# DATA PROVIDED start
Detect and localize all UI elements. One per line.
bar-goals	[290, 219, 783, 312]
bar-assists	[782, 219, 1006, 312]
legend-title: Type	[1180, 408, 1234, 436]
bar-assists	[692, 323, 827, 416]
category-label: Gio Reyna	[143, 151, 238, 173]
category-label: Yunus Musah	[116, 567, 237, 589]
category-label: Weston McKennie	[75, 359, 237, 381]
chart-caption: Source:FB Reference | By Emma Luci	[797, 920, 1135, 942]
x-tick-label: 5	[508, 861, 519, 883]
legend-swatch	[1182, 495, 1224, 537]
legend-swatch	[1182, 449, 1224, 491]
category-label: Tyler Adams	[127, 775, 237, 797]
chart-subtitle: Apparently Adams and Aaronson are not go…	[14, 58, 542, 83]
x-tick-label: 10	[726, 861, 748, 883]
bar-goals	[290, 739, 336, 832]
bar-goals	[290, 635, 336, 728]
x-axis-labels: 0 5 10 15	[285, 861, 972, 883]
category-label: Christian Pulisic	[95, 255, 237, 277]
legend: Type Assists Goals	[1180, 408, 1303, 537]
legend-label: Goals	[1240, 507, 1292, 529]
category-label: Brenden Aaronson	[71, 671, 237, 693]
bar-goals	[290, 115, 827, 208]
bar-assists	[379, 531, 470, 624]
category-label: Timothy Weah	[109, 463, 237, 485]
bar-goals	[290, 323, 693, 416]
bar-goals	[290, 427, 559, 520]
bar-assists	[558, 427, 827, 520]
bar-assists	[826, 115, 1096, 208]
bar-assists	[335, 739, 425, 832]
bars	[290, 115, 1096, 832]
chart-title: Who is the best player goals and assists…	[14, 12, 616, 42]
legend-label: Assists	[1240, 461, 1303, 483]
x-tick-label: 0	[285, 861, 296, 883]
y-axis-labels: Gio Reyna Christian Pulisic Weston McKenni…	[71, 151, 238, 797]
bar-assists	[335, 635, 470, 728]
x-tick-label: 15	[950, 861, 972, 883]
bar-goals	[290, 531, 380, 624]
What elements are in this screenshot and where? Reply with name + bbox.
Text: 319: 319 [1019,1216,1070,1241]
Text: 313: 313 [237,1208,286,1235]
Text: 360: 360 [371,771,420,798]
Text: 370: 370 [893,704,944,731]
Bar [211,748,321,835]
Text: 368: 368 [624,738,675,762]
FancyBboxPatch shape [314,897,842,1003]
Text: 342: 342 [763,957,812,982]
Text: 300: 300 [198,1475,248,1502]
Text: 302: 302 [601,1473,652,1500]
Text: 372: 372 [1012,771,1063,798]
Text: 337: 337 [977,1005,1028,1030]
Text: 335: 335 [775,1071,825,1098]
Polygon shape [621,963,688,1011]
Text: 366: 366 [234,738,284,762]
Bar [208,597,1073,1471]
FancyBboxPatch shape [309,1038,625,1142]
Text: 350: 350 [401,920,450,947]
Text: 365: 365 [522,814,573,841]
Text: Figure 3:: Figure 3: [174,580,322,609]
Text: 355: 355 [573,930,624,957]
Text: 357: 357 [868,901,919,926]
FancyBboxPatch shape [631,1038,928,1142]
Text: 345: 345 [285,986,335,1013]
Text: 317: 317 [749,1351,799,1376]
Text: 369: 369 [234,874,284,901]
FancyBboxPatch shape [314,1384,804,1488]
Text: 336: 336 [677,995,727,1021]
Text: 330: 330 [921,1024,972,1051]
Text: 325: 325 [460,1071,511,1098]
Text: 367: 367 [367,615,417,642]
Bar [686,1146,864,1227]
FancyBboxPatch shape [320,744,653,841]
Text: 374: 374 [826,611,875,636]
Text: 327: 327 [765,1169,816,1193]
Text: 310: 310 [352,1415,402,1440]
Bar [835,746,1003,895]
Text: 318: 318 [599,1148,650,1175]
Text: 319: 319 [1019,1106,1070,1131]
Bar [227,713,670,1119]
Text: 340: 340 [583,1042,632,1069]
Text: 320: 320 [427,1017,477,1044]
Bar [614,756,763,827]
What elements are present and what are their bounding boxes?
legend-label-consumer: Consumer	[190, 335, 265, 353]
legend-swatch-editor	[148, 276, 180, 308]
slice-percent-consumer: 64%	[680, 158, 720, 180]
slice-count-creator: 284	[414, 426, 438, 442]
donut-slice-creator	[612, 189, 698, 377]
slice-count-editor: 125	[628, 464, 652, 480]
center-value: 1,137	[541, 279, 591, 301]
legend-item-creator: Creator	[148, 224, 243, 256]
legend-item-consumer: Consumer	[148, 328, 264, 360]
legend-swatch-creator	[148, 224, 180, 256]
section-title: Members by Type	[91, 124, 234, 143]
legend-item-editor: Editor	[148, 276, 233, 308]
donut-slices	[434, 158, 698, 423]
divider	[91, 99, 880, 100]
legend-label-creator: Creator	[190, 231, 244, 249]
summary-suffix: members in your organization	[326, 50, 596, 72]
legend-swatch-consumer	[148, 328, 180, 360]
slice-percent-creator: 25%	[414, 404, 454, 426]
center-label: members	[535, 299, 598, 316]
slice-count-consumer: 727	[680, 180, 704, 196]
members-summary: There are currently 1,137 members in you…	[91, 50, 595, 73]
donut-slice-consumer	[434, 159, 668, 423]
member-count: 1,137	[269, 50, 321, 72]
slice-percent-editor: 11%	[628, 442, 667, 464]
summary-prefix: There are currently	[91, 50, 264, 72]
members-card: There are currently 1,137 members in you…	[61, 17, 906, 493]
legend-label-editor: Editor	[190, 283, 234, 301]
# DATA PROVIDED end
**GOAL**
Please reproduce every line of the material above verbatim, from first to last.

**TASK OUTPUT**
Detect and localize all UI elements. One per line.
bar-goals	[290, 219, 783, 312]
bar-assists	[782, 219, 1006, 312]
legend-title: Type	[1180, 408, 1234, 436]
bar-assists	[692, 323, 827, 416]
category-label: Gio Reyna	[143, 151, 238, 173]
category-label: Yunus Musah	[116, 567, 237, 589]
category-label: Weston McKennie	[75, 359, 237, 381]
chart-caption: Source:FB Reference | By Emma Luci	[797, 920, 1135, 942]
x-tick-label: 5	[508, 861, 519, 883]
legend-swatch	[1182, 495, 1224, 537]
legend-swatch	[1182, 449, 1224, 491]
category-label: Tyler Adams	[127, 775, 237, 797]
chart-subtitle: Apparently Adams and Aaronson are not go…	[14, 58, 542, 83]
x-tick-label: 10	[726, 861, 748, 883]
bar-goals	[290, 739, 336, 832]
bar-goals	[290, 635, 336, 728]
x-axis-labels: 0 5 10 15	[285, 861, 972, 883]
category-label: Christian Pulisic	[95, 255, 237, 277]
legend: Type Assists Goals	[1180, 408, 1303, 537]
legend-label: Goals	[1240, 507, 1292, 529]
category-label: Brenden Aaronson	[71, 671, 237, 693]
bar-goals	[290, 115, 827, 208]
bar-assists	[379, 531, 470, 624]
category-label: Timothy Weah	[109, 463, 237, 485]
bar-goals	[290, 323, 693, 416]
bar-goals	[290, 427, 559, 520]
bar-assists	[558, 427, 827, 520]
bar-assists	[826, 115, 1096, 208]
bar-assists	[335, 739, 425, 832]
bars	[290, 115, 1096, 832]
chart-title: Who is the best player goals and assists…	[14, 12, 616, 42]
legend-label: Assists	[1240, 461, 1303, 483]
x-tick-label: 0	[285, 861, 296, 883]
y-axis-labels: Gio Reyna Christian Pulisic Weston McKenni…	[71, 151, 238, 797]
bar-assists	[335, 635, 470, 728]
x-tick-label: 15	[950, 861, 972, 883]
bar-goals	[290, 531, 380, 624]
What elements are in this screenshot and where? Reply with name + bbox.
Text: 319: 319 [1019,1216,1070,1241]
Text: 313: 313 [237,1208,286,1235]
Text: 360: 360 [371,771,420,798]
Text: 370: 370 [893,704,944,731]
Bar [211,748,321,835]
Text: 368: 368 [624,738,675,762]
FancyBboxPatch shape [314,897,842,1003]
Text: 342: 342 [763,957,812,982]
Text: 300: 300 [198,1475,248,1502]
Text: 302: 302 [601,1473,652,1500]
Text: 372: 372 [1012,771,1063,798]
Text: 337: 337 [977,1005,1028,1030]
Text: 335: 335 [775,1071,825,1098]
Polygon shape [621,963,688,1011]
Text: 366: 366 [234,738,284,762]
Bar [208,597,1073,1471]
FancyBboxPatch shape [309,1038,625,1142]
Text: 350: 350 [401,920,450,947]
Text: 365: 365 [522,814,573,841]
Text: Figure 3:: Figure 3: [174,580,322,609]
Text: 355: 355 [573,930,624,957]
Text: 357: 357 [868,901,919,926]
FancyBboxPatch shape [631,1038,928,1142]
Text: 345: 345 [285,986,335,1013]
Text: 317: 317 [749,1351,799,1376]
Text: 369: 369 [234,874,284,901]
FancyBboxPatch shape [314,1384,804,1488]
Text: 336: 336 [677,995,727,1021]
Text: 330: 330 [921,1024,972,1051]
Text: 325: 325 [460,1071,511,1098]
Text: 367: 367 [367,615,417,642]
Bar [686,1146,864,1227]
FancyBboxPatch shape [320,744,653,841]
Text: 374: 374 [826,611,875,636]
Text: 327: 327 [765,1169,816,1193]
Text: 310: 310 [352,1415,402,1440]
Bar [835,746,1003,895]
Text: 318: 318 [599,1148,650,1175]
Text: 319: 319 [1019,1106,1070,1131]
Bar [227,713,670,1119]
Text: 340: 340 [583,1042,632,1069]
Text: 320: 320 [427,1017,477,1044]
Bar [614,756,763,827]
What elements are present and what are their bounding boxes?
legend-label-consumer: Consumer	[190, 335, 265, 353]
legend-swatch-editor	[148, 276, 180, 308]
slice-percent-consumer: 64%	[680, 158, 720, 180]
slice-count-creator: 284	[414, 426, 438, 442]
donut-slice-creator	[612, 189, 698, 377]
slice-count-editor: 125	[628, 464, 652, 480]
center-value: 1,137	[541, 279, 591, 301]
legend-item-creator: Creator	[148, 224, 243, 256]
legend-item-consumer: Consumer	[148, 328, 264, 360]
legend-swatch-creator	[148, 224, 180, 256]
section-title: Members by Type	[91, 124, 234, 143]
legend-item-editor: Editor	[148, 276, 233, 308]
donut-slices	[434, 158, 698, 423]
divider	[91, 99, 880, 100]
legend-label-creator: Creator	[190, 231, 244, 249]
summary-suffix: members in your organization	[326, 50, 596, 72]
legend-swatch-consumer	[148, 328, 180, 360]
slice-percent-creator: 25%	[414, 404, 454, 426]
center-label: members	[535, 299, 598, 316]
slice-count-consumer: 727	[680, 180, 704, 196]
members-summary: There are currently 1,137 members in you…	[91, 50, 595, 73]
donut-slice-consumer	[434, 159, 668, 423]
member-count: 1,137	[269, 50, 321, 72]
slice-percent-editor: 11%	[628, 442, 667, 464]
summary-prefix: There are currently	[91, 50, 264, 72]
members-card: There are currently 1,137 members in you…	[61, 17, 906, 493]
legend-label-editor: Editor	[190, 283, 234, 301]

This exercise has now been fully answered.